Pick out every line with the word "name" and copy it.
***** Extracted data
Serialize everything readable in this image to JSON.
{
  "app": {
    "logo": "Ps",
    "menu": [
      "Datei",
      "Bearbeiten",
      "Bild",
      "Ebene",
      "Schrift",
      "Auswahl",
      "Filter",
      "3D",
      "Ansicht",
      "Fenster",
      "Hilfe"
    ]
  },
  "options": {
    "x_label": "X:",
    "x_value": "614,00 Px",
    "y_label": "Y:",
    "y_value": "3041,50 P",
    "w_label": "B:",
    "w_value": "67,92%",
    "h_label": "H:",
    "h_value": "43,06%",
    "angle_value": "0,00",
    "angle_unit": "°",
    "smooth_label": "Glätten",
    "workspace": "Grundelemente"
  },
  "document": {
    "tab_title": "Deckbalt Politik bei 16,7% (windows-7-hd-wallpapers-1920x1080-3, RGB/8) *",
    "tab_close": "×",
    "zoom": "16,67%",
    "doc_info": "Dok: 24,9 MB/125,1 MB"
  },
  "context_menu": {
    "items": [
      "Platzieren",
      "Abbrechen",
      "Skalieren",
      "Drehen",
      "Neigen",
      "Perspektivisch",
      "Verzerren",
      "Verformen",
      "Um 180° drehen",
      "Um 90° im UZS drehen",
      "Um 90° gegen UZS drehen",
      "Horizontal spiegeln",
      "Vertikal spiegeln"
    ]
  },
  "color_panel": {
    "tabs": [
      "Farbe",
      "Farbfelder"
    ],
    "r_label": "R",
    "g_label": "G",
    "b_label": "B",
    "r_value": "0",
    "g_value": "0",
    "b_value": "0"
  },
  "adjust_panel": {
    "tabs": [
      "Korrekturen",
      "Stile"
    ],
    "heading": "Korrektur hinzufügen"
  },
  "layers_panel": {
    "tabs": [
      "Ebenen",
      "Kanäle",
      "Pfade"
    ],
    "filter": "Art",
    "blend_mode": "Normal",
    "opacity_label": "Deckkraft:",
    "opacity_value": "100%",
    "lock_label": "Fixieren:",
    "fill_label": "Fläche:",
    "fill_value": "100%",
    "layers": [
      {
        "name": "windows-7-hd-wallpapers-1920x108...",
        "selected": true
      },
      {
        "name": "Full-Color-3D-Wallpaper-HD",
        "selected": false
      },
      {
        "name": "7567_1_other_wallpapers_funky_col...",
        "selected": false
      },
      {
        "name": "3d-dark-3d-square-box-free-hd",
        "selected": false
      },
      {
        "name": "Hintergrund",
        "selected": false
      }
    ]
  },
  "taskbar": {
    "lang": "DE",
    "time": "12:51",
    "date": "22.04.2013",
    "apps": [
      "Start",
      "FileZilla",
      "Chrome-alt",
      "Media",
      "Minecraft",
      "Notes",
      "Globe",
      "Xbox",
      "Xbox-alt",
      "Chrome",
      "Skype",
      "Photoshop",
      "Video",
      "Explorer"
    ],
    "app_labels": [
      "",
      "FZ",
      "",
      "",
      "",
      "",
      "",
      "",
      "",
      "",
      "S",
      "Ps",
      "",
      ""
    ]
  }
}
**********
_Task answer_.
        "name": "windows-7-hd-wallpapers-1920x108...",
        "name": "Full-Color-3D-Wallpaper-HD",
        "name": "7567_1_other_wallpapers_funky_col...",
        "name": "3d-dark-3d-square-box-free-hd",
        "name": "Hintergrund",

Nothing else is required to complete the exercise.